**** Data records ****
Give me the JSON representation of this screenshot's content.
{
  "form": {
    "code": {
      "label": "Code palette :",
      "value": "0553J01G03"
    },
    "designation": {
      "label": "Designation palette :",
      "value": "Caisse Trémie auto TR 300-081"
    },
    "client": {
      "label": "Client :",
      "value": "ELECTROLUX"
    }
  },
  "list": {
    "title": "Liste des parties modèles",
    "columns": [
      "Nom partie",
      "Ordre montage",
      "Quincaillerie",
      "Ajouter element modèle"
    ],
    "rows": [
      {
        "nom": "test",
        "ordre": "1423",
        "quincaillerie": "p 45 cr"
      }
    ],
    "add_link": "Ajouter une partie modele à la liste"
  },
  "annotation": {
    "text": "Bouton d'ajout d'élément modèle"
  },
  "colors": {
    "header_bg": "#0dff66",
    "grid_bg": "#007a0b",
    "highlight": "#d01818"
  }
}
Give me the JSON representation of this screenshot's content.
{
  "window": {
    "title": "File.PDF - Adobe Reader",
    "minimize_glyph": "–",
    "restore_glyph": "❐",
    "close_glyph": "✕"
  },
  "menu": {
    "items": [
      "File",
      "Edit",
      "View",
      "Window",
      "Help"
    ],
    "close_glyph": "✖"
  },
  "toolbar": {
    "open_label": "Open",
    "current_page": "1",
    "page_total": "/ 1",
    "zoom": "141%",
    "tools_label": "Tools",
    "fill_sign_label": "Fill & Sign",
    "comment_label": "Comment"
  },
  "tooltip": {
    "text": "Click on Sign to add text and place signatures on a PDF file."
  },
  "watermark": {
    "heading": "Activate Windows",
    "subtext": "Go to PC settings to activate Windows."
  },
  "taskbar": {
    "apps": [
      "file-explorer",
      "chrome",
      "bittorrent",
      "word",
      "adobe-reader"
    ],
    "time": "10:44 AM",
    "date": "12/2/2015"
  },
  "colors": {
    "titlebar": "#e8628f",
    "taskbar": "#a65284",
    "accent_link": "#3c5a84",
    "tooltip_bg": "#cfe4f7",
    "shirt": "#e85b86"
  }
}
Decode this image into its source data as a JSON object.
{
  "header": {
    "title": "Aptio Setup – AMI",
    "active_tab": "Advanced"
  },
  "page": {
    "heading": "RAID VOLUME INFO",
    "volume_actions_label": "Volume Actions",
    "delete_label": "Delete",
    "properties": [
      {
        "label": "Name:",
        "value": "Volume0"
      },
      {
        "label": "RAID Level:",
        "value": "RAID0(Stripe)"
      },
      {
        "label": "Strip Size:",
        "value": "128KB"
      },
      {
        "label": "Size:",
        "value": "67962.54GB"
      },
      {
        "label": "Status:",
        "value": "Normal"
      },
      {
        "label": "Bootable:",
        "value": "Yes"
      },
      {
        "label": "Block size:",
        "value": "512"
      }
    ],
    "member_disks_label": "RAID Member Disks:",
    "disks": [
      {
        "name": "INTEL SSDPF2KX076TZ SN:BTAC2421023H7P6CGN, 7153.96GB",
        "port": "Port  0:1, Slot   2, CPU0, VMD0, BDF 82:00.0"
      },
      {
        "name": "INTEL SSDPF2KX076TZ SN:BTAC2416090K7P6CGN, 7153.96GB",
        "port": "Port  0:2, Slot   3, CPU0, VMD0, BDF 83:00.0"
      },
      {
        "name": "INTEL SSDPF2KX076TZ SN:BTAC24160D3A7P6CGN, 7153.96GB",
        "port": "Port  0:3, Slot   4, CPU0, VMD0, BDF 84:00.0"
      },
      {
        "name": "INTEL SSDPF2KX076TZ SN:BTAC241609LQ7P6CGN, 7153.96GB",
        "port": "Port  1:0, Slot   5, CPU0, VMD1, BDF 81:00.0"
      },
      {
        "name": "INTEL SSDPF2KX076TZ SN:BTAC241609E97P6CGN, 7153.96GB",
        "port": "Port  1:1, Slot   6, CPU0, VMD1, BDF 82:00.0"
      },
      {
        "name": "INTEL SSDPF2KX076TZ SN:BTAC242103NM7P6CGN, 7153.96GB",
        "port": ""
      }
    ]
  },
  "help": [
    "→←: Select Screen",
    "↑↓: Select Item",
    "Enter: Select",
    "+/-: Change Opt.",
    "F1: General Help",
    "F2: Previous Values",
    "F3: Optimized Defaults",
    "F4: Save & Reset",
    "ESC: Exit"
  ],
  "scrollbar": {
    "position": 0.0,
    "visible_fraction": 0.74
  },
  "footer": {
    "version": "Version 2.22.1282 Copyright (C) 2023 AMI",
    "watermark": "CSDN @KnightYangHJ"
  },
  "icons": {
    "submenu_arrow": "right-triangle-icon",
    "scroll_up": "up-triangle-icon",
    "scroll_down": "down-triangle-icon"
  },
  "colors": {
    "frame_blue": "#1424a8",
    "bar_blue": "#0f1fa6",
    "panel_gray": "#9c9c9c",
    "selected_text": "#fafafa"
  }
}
****
_Problem description_
Restate every record exactly, leaving nothing out.

_Result for this task_
Give me the JSON representation of this screenshot's content.
{
  "form": {
    "code": {
      "label": "Code palette :",
      "value": "0553J01G03"
    },
    "designation": {
      "label": "Designation palette :",
      "value": "Caisse Trémie auto TR 300-081"
    },
    "client": {
      "label": "Client :",
      "value": "ELECTROLUX"
    }
  },
  "list": {
    "title": "Liste des parties modèles",
    "columns": [
      "Nom partie",
      "Ordre montage",
      "Quincaillerie",
      "Ajouter element modèle"
    ],
    "rows": [
      {
        "nom": "test",
        "ordre": "1423",
        "quincaillerie": "p 45 cr"
      }
    ],
    "add_link": "Ajouter une partie modele à la liste"
  },
  "annotation": {
    "text": "Bouton d'ajout d'élément modèle"
  },
  "colors": {
    "header_bg": "#0dff66",
    "grid_bg": "#007a0b",
    "highlight": "#d01818"
  }
}
Give me the JSON representation of this screenshot's content.
{
  "window": {
    "title": "File.PDF - Adobe Reader",
    "minimize_glyph": "–",
    "restore_glyph": "❐",
    "close_glyph": "✕"
  },
  "menu": {
    "items": [
      "File",
      "Edit",
      "View",
      "Window",
      "Help"
    ],
    "close_glyph": "✖"
  },
  "toolbar": {
    "open_label": "Open",
    "current_page": "1",
    "page_total": "/ 1",
    "zoom": "141%",
    "tools_label": "Tools",
    "fill_sign_label": "Fill & Sign",
    "comment_label": "Comment"
  },
  "tooltip": {
    "text": "Click on Sign to add text and place signatures on a PDF file."
  },
  "watermark": {
    "heading": "Activate Windows",
    "subtext": "Go to PC settings to activate Windows."
  },
  "taskbar": {
    "apps": [
      "file-explorer",
      "chrome",
      "bittorrent",
      "word",
      "adobe-reader"
    ],
    "time": "10:44 AM",
    "date": "12/2/2015"
  },
  "colors": {
    "titlebar": "#e8628f",
    "taskbar": "#a65284",
    "accent_link": "#3c5a84",
    "tooltip_bg": "#cfe4f7",
    "shirt": "#e85b86"
  }
}
Decode this image into its source data as a JSON object.
{
  "header": {
    "title": "Aptio Setup – AMI",
    "active_tab": "Advanced"
  },
  "page": {
    "heading": "RAID VOLUME INFO",
    "volume_actions_label": "Volume Actions",
    "delete_label": "Delete",
    "properties": [
      {
        "label": "Name:",
        "value": "Volume0"
      },
      {
        "label": "RAID Level:",
        "value": "RAID0(Stripe)"
      },
      {
        "label": "Strip Size:",
        "value": "128KB"
      },
      {
        "label": "Size:",
        "value": "67962.54GB"
      },
      {
        "label": "Status:",
        "value": "Normal"
      },
      {
        "label": "Bootable:",
        "value": "Yes"
      },
      {
        "label": "Block size:",
        "value": "512"
      }
    ],
    "member_disks_label": "RAID Member Disks:",
    "disks": [
      {
        "name": "INTEL SSDPF2KX076TZ SN:BTAC2421023H7P6CGN, 7153.96GB",
        "port": "Port  0:1, Slot   2, CPU0, VMD0, BDF 82:00.0"
      },
      {
        "name": "INTEL SSDPF2KX076TZ SN:BTAC2416090K7P6CGN, 7153.96GB",
        "port": "Port  0:2, Slot   3, CPU0, VMD0, BDF 83:00.0"
      },
      {
        "name": "INTEL SSDPF2KX076TZ SN:BTAC24160D3A7P6CGN, 7153.96GB",
        "port": "Port  0:3, Slot   4, CPU0, VMD0, BDF 84:00.0"
      },
      {
        "name": "INTEL SSDPF2KX076TZ SN:BTAC241609LQ7P6CGN, 7153.96GB",
        "port": "Port  1:0, Slot   5, CPU0, VMD1, BDF 81:00.0"
      },
      {
        "name": "INTEL SSDPF2KX076TZ SN:BTAC241609E97P6CGN, 7153.96GB",
        "port": "Port  1:1, Slot   6, CPU0, VMD1, BDF 82:00.0"
      },
      {
        "name": "INTEL SSDPF2KX076TZ SN:BTAC242103NM7P6CGN, 7153.96GB",
        "port": ""
      }
    ]
  },
  "help": [
    "→←: Select Screen",
    "↑↓: Select Item",
    "Enter: Select",
    "+/-: Change Opt.",
    "F1: General Help",
    "F2: Previous Values",
    "F3: Optimized Defaults",
    "F4: Save & Reset",
    "ESC: Exit"
  ],
  "scrollbar": {
    "position": 0.0,
    "visible_fraction": 0.74
  },
  "footer": {
    "version": "Version 2.22.1282 Copyright (C) 2023 AMI",
    "watermark": "CSDN @KnightYangHJ"
  },
  "icons": {
    "submenu_arrow": "right-triangle-icon",
    "scroll_up": "up-triangle-icon",
    "scroll_down": "down-triangle-icon"
  },
  "colors": {
    "frame_blue": "#1424a8",
    "bar_blue": "#0f1fa6",
    "panel_gray": "#9c9c9c",
    "selected_text": "#fafafa"
  }
}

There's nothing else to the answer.